Brief: From the line that has "Read this page and output its text content." down to the final line of the listing below, transcribe every line exactly, and only those.

Dataset content:
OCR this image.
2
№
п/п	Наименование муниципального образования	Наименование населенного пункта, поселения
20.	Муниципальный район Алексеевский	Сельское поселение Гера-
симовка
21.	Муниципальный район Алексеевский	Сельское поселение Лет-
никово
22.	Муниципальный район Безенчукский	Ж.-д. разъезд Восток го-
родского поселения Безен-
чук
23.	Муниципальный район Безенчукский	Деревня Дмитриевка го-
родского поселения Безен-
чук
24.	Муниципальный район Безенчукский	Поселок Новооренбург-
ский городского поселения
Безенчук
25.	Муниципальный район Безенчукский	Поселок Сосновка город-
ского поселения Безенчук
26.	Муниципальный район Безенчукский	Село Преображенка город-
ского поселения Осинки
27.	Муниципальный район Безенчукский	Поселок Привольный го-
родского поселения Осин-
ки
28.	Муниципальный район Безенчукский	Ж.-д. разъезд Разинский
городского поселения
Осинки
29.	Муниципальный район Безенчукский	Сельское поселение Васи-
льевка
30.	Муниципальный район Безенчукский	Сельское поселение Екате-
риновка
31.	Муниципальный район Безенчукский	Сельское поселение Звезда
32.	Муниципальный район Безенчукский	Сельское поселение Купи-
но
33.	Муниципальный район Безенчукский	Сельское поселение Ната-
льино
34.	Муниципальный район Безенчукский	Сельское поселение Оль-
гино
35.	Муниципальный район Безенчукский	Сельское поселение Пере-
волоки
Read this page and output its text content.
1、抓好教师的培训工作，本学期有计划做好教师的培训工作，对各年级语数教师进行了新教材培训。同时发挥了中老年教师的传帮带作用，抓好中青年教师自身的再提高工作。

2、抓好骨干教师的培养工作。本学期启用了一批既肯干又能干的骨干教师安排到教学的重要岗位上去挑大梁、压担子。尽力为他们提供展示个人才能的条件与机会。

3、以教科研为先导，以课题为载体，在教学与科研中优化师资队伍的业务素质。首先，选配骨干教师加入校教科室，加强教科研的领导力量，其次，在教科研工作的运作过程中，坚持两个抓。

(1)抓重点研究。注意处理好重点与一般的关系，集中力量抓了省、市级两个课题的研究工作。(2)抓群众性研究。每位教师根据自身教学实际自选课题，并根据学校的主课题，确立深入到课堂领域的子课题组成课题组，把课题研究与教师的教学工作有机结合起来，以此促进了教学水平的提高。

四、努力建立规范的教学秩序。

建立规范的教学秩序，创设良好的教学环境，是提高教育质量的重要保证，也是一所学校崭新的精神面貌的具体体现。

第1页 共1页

Exercise solution:
Read this page and output its text content.
1、抓好教师的培训工作，本学期有计划做好教师的培训工作，对各年级语数教师进行了新教材培训。同时发挥了中老年教师的传帮带作用，抓好中青年教师自身的再提高工作。

2、抓好骨干教师的培养工作。本学期启用了一批既肯干又能干的骨干教师安排到教学的重要岗位上去挑大梁、压担子。尽力为他们提供展示个人才能的条件与机会。

3、以教科研为先导，以课题为载体，在教学与科研中优化师资队伍的业务素质。首先，选配骨干教师加入校教科室，加强教科研的领导力量，其次，在教科研工作的运作过程中，坚持两个抓。

(1)抓重点研究。注意处理好重点与一般的关系，集中力量抓了省、市级两个课题的研究工作。(2)抓群众性研究。每位教师根据自身教学实际自选课题，并根据学校的主课题，确立深入到课堂领域的子课题组成课题组，把课题研究与教师的教学工作有机结合起来，以此促进了教学水平的提高。

四、努力建立规范的教学秩序。

建立规范的教学秩序，创设良好的教学环境，是提高教育质量的重要保证，也是一所学校崭新的精神面貌的具体体现。

第1页 共1页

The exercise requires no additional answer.